>> begin
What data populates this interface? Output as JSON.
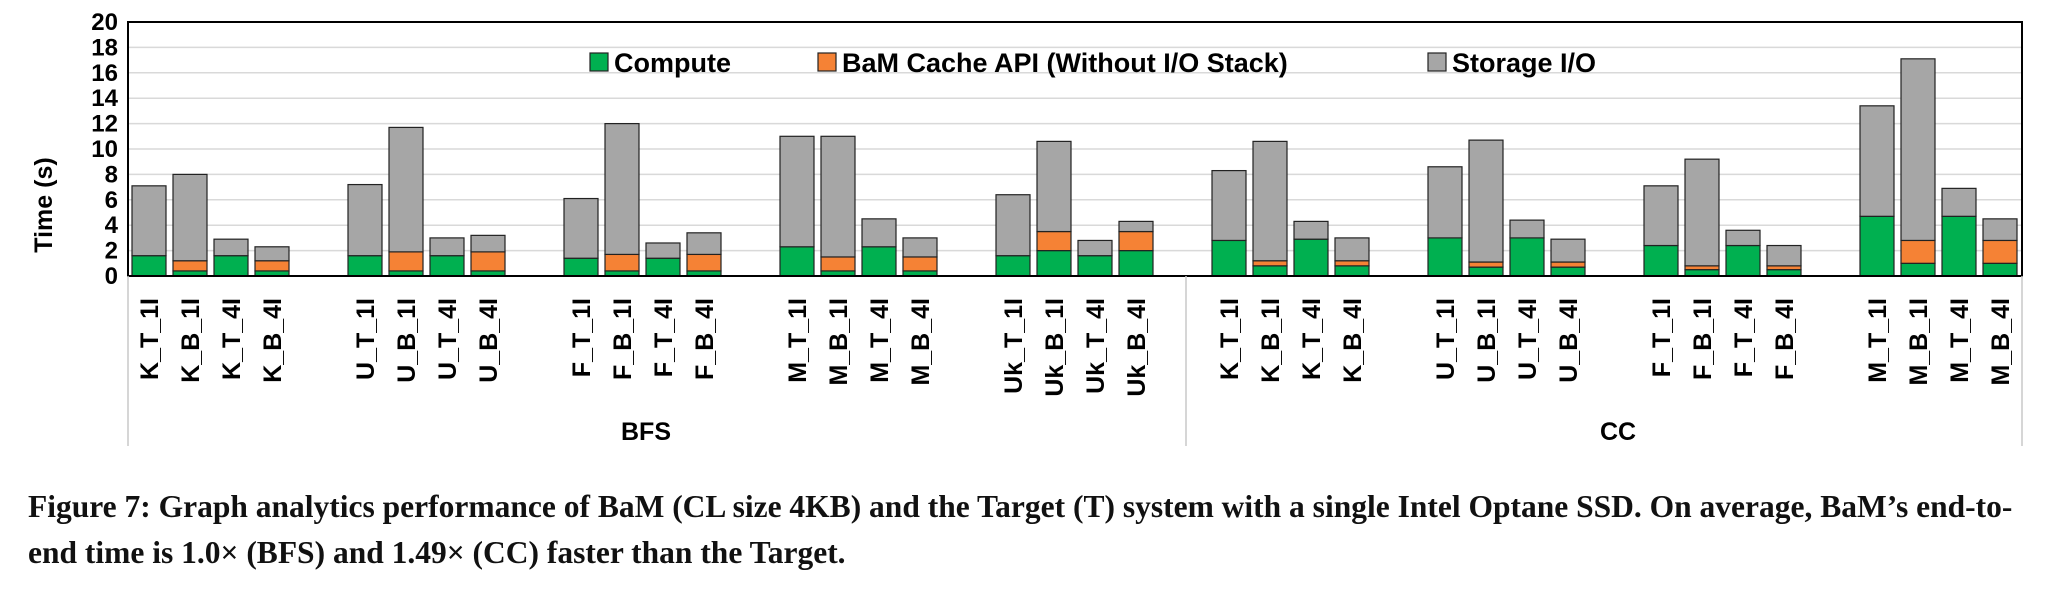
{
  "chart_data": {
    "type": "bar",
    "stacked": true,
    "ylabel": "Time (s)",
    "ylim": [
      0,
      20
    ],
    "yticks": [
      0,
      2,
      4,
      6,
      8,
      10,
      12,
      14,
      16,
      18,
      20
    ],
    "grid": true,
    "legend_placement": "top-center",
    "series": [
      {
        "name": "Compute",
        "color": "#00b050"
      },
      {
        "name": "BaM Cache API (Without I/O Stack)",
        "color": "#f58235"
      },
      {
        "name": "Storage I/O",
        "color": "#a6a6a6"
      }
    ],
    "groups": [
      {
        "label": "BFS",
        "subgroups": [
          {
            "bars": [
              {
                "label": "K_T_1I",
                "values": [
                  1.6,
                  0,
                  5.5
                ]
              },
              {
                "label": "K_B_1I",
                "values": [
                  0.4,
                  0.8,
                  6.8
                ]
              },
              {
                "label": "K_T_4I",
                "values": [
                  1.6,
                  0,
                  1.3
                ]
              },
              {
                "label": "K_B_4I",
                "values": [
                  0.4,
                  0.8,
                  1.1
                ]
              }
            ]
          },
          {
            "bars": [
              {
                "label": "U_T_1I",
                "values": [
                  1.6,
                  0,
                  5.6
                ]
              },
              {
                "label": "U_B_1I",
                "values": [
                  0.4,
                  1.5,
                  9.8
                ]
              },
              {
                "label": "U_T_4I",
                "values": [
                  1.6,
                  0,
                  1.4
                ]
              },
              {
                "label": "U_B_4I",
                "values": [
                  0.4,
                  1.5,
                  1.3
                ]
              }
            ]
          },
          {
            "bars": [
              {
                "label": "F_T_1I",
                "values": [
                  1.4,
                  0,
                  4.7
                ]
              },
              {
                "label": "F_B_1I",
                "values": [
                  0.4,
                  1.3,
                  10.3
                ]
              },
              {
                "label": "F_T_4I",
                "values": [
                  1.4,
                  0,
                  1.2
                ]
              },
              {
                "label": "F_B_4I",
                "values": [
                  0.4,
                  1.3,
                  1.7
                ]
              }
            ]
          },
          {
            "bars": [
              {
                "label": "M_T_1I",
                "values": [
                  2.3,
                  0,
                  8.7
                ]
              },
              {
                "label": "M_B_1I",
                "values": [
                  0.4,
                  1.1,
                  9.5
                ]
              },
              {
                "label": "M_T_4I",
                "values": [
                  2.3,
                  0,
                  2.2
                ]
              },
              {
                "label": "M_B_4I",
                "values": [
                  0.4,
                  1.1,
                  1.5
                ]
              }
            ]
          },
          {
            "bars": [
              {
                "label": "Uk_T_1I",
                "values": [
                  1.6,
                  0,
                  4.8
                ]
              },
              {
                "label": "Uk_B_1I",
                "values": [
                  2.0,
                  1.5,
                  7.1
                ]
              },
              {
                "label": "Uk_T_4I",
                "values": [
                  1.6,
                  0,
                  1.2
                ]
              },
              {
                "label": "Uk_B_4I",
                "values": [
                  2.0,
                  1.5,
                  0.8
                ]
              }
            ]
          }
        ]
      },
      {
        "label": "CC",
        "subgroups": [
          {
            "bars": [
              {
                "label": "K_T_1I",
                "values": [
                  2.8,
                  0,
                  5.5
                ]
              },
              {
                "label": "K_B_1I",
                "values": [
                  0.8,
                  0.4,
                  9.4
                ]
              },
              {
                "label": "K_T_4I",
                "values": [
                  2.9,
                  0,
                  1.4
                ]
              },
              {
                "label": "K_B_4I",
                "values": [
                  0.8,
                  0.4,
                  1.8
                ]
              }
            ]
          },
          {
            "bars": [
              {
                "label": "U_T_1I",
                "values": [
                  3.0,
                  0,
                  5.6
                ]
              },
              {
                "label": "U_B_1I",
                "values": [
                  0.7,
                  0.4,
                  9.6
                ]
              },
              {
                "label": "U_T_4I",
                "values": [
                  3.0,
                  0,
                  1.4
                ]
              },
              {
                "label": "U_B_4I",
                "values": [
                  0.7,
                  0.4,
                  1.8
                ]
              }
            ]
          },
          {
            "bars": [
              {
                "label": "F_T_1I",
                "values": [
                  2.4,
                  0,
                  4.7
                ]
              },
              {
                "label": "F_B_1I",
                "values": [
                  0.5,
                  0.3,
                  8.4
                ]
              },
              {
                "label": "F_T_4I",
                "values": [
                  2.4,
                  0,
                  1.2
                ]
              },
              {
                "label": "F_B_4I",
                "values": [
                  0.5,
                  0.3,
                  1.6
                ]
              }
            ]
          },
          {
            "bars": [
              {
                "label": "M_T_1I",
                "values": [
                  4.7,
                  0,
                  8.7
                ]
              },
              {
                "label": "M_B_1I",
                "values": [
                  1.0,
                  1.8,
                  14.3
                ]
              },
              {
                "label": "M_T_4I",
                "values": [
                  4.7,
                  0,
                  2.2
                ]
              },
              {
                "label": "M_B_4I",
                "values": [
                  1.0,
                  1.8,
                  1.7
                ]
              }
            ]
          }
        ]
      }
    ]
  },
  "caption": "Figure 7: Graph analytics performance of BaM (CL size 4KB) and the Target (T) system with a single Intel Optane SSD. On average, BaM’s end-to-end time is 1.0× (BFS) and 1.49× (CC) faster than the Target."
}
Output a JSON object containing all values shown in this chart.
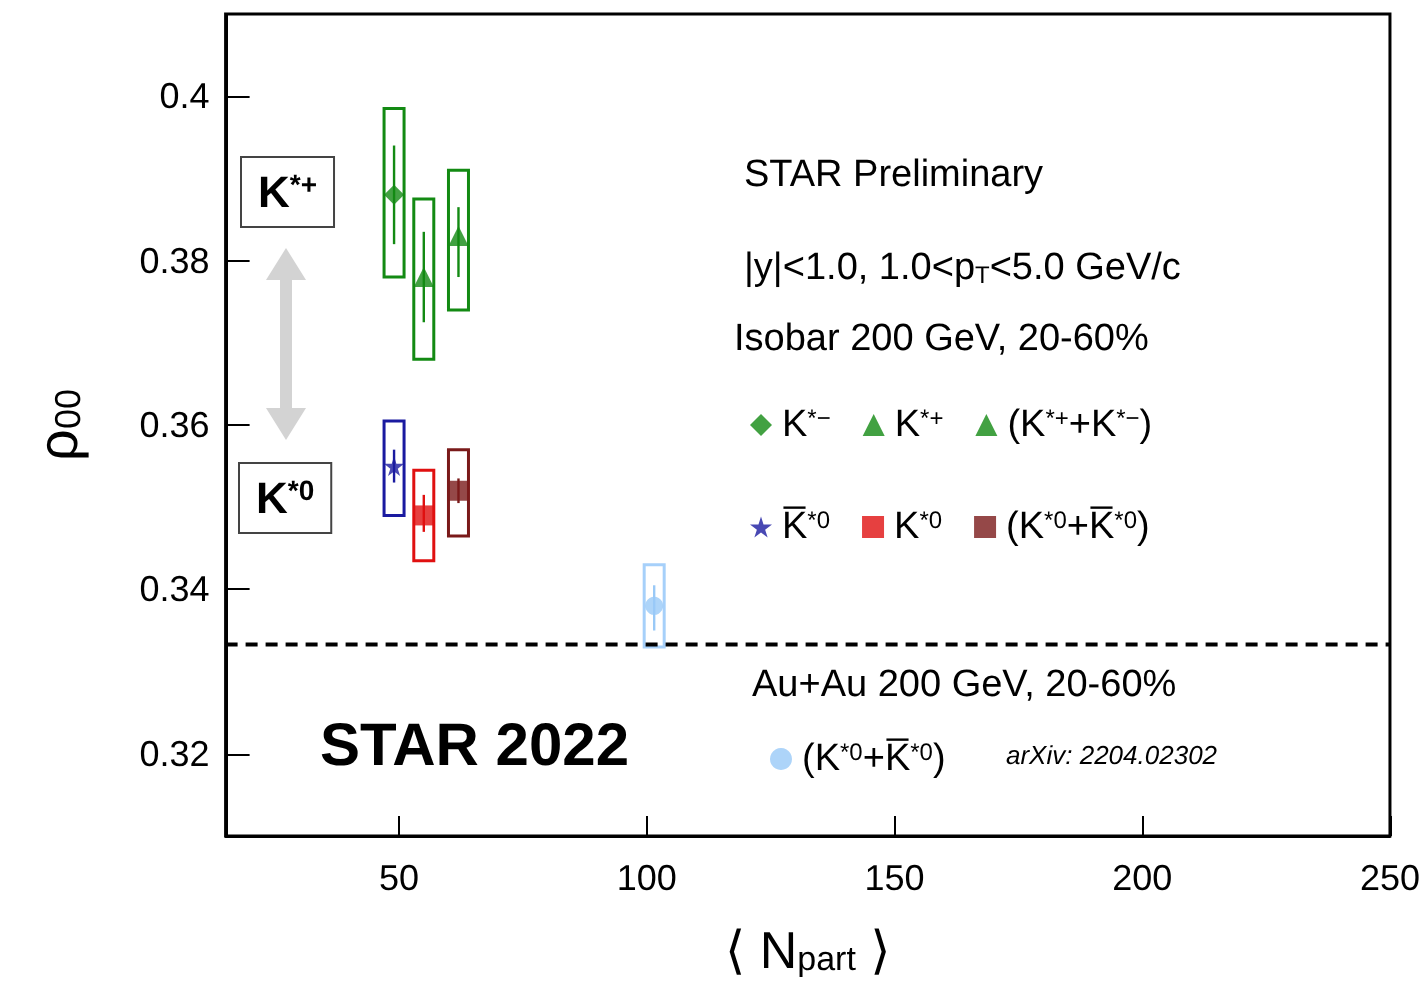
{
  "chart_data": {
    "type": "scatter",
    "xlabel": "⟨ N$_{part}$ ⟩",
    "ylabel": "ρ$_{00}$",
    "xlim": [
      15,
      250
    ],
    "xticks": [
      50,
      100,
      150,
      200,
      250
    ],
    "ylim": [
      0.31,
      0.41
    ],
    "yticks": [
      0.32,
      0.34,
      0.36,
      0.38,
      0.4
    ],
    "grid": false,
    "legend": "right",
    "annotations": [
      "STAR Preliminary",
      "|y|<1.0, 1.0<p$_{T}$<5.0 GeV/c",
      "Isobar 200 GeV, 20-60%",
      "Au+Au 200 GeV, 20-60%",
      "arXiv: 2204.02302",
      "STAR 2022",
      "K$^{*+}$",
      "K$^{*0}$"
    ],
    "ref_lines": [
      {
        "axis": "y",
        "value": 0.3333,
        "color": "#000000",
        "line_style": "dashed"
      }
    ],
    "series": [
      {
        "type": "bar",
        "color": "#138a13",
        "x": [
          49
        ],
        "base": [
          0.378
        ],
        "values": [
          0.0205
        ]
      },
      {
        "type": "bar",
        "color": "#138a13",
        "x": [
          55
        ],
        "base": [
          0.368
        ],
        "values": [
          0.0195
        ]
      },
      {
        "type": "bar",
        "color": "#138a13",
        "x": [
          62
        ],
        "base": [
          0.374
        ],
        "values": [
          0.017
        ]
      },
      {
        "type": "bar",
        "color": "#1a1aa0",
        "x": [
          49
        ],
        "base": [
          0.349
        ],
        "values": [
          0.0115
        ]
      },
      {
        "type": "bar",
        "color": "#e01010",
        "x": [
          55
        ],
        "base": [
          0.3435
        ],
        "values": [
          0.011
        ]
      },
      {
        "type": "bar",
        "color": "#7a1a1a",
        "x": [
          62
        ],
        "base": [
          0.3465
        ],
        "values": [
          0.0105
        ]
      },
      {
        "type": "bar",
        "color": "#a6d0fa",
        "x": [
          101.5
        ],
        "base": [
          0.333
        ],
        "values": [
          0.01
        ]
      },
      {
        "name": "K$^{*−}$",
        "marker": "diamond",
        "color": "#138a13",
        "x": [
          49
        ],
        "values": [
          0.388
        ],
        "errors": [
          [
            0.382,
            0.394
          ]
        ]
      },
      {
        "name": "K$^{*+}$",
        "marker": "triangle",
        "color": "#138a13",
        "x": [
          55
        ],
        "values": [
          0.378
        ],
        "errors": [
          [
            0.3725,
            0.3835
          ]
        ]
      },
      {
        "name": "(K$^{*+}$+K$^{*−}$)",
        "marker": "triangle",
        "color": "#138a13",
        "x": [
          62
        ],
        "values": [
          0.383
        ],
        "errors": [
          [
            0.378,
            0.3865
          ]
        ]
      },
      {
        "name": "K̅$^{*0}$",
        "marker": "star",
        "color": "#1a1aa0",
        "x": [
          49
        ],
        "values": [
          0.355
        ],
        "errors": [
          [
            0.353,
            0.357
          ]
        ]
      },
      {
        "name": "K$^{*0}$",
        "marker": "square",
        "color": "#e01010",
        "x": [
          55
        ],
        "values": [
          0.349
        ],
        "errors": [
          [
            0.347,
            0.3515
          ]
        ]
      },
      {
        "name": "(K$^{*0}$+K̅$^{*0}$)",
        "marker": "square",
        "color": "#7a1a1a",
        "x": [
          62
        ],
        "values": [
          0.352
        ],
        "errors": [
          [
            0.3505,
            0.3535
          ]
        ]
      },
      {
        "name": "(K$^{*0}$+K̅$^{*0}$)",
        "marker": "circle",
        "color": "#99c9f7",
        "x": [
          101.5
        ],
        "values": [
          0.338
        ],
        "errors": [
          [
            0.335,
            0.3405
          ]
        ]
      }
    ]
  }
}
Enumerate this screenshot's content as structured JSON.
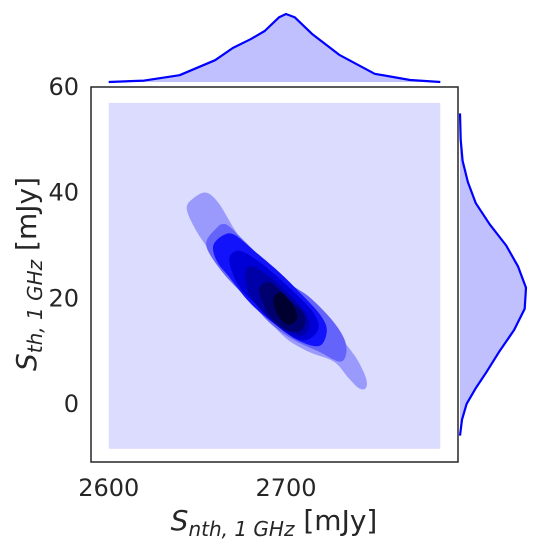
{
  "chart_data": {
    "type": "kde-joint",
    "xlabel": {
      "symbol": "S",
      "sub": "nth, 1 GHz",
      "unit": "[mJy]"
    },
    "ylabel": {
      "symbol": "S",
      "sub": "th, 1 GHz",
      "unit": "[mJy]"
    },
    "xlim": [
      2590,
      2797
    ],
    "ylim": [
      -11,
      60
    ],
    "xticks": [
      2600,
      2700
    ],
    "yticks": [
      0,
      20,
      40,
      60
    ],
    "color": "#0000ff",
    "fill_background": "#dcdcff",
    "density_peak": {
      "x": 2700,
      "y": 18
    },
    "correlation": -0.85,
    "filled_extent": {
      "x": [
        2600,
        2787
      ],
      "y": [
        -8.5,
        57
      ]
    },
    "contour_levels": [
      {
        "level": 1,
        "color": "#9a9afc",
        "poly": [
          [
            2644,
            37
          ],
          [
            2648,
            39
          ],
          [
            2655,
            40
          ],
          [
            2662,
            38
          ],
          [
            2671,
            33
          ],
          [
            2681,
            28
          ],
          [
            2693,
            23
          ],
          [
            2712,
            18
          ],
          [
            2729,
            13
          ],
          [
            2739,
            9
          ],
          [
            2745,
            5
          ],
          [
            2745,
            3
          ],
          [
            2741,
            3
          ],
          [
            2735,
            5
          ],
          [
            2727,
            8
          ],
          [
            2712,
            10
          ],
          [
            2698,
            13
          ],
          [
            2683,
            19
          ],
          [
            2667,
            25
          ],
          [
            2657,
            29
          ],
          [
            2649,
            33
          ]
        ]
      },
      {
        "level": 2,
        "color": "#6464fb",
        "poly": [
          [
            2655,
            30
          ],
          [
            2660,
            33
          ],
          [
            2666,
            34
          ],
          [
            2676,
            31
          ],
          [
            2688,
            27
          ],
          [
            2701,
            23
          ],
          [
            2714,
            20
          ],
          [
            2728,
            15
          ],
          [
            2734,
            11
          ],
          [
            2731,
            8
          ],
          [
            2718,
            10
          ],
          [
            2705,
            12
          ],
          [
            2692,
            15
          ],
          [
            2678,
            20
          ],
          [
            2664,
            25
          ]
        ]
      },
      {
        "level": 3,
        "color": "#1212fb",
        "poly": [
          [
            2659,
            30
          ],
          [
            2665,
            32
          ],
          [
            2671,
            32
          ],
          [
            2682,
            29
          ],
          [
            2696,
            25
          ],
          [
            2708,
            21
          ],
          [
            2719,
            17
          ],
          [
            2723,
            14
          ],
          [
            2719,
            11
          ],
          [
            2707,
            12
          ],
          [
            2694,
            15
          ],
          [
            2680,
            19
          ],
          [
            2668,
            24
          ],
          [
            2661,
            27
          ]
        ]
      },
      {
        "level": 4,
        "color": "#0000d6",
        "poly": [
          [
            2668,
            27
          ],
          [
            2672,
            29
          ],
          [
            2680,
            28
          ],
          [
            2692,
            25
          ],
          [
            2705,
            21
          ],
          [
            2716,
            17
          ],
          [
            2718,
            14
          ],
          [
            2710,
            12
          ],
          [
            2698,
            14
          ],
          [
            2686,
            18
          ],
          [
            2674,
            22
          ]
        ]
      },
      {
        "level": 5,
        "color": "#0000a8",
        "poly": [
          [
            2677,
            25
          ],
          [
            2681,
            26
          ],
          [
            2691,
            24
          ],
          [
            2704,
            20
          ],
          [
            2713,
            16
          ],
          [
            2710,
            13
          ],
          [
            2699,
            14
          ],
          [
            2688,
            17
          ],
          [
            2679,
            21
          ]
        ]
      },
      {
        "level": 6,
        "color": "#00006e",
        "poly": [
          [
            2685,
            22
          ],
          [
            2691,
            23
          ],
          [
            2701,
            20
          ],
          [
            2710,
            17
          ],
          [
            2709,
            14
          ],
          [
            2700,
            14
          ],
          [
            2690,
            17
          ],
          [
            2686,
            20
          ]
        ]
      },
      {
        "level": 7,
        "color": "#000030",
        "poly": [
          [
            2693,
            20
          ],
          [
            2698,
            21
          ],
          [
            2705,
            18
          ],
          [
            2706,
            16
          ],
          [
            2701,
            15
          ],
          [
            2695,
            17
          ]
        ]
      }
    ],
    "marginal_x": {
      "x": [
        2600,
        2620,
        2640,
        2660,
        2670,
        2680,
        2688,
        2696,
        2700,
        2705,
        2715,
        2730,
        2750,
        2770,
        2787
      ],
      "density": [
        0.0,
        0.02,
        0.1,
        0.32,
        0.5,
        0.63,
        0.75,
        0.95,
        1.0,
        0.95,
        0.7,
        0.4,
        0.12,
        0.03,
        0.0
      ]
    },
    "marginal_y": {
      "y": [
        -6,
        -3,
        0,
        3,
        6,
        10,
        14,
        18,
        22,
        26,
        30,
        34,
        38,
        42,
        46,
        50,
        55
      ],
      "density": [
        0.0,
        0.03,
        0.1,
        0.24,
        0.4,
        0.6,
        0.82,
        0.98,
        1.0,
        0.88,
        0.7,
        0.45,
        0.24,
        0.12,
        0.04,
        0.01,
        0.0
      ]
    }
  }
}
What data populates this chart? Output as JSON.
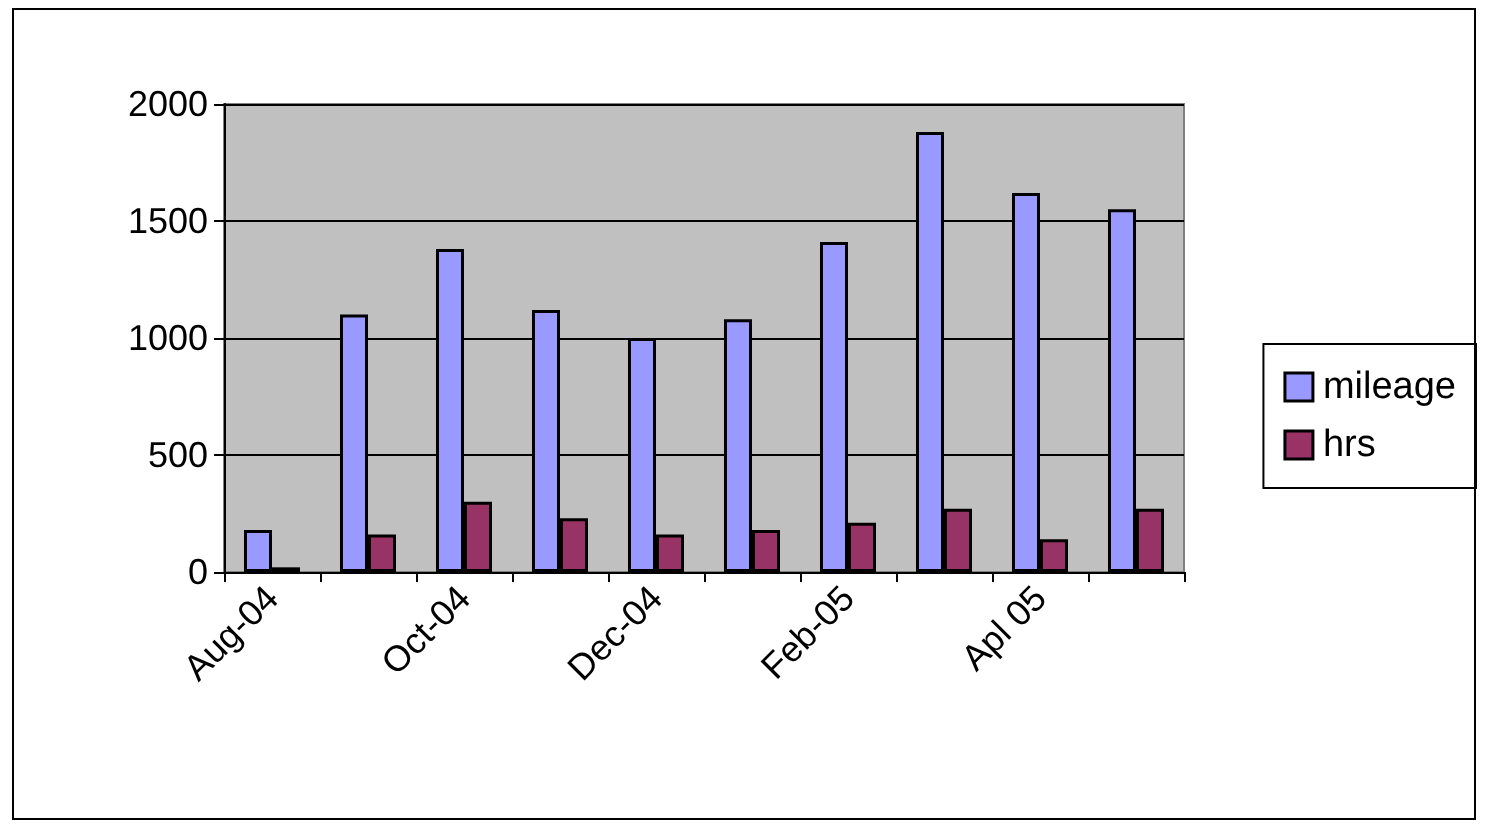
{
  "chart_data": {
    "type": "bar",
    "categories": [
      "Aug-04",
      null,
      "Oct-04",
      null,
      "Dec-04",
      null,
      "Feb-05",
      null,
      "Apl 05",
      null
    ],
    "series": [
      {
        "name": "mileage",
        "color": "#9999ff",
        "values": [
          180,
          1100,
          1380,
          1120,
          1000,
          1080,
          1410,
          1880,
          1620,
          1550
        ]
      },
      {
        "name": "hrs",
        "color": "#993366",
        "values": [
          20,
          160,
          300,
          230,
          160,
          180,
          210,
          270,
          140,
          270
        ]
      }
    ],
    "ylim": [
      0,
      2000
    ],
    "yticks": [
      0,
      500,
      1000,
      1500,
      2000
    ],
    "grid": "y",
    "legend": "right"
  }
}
>> end
Task
Select and copy every line of the listing with the word "marker".

Finished exercise
        "marker": "diamond",
        "marker": "triangle",
        "marker": "triangle",
        "marker": "star",
        "marker": "square",
        "marker": "square",
        "marker": "circle",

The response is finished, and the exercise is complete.